**WORK TO BE COMPLETED:** Count the lines of the data below that contain the string "Zoom", with case counting. Reply with only the number.

**RECORDS FOR THE EXERCISE:**
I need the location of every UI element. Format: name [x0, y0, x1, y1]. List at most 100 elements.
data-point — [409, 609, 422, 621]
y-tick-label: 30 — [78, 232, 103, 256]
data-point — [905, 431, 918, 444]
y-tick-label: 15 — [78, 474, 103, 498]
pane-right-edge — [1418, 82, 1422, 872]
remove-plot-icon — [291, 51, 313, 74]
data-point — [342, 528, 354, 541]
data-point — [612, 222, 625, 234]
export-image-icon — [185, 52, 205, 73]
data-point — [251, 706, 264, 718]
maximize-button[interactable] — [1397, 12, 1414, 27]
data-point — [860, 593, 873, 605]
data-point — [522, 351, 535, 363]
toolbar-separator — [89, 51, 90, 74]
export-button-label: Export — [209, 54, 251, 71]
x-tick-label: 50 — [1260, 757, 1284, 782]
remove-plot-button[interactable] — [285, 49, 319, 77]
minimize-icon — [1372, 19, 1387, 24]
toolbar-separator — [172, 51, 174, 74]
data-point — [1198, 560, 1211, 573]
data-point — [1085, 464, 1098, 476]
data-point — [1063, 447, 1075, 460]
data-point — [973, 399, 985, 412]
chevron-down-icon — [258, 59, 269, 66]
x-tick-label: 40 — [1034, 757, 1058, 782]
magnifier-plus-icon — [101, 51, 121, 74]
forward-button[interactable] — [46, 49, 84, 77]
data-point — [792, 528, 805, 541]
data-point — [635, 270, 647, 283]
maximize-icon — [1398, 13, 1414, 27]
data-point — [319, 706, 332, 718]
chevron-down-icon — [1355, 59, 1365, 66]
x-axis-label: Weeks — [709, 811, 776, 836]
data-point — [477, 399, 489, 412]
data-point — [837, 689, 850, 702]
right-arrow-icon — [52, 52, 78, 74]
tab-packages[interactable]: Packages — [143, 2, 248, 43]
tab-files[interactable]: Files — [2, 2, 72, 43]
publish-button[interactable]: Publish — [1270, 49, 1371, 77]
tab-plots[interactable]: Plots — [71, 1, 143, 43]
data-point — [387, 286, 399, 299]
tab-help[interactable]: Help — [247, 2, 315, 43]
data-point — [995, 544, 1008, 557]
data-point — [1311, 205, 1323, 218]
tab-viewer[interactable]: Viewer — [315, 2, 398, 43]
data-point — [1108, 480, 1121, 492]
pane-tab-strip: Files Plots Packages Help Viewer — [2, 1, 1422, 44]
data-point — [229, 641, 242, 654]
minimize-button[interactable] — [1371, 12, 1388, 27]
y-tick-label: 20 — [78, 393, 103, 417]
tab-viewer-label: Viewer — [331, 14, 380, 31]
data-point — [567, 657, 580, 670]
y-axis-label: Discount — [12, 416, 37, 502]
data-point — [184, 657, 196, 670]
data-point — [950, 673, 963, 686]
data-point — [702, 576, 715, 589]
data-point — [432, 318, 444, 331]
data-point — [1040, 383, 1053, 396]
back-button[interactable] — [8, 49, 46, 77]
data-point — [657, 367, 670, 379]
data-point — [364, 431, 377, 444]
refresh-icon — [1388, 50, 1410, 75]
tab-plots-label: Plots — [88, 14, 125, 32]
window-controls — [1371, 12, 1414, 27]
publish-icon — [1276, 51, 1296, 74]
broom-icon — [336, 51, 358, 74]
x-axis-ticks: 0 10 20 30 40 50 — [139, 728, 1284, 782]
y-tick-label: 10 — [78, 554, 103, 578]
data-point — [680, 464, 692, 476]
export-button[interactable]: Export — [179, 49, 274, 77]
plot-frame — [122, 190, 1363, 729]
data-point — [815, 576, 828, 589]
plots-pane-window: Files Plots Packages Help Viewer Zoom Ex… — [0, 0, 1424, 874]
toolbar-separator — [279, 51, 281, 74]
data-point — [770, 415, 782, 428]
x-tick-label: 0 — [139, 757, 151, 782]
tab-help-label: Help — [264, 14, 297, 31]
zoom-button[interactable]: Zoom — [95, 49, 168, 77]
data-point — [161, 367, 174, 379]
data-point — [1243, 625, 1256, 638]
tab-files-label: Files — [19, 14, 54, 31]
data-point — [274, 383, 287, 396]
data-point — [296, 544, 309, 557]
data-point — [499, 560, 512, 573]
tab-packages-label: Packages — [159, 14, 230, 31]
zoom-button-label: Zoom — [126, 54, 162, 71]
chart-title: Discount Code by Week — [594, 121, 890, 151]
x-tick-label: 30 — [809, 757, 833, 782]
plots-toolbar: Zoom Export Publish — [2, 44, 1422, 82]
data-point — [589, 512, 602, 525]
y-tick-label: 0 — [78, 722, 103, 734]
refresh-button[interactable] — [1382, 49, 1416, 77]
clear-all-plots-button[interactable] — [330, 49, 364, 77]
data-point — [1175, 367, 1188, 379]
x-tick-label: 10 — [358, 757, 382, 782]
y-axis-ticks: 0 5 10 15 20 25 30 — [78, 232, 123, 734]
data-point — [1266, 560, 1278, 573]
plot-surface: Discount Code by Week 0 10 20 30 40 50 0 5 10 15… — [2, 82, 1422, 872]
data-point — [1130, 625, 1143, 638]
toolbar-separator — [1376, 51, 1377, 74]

**FINISHED EXERCISE:** 4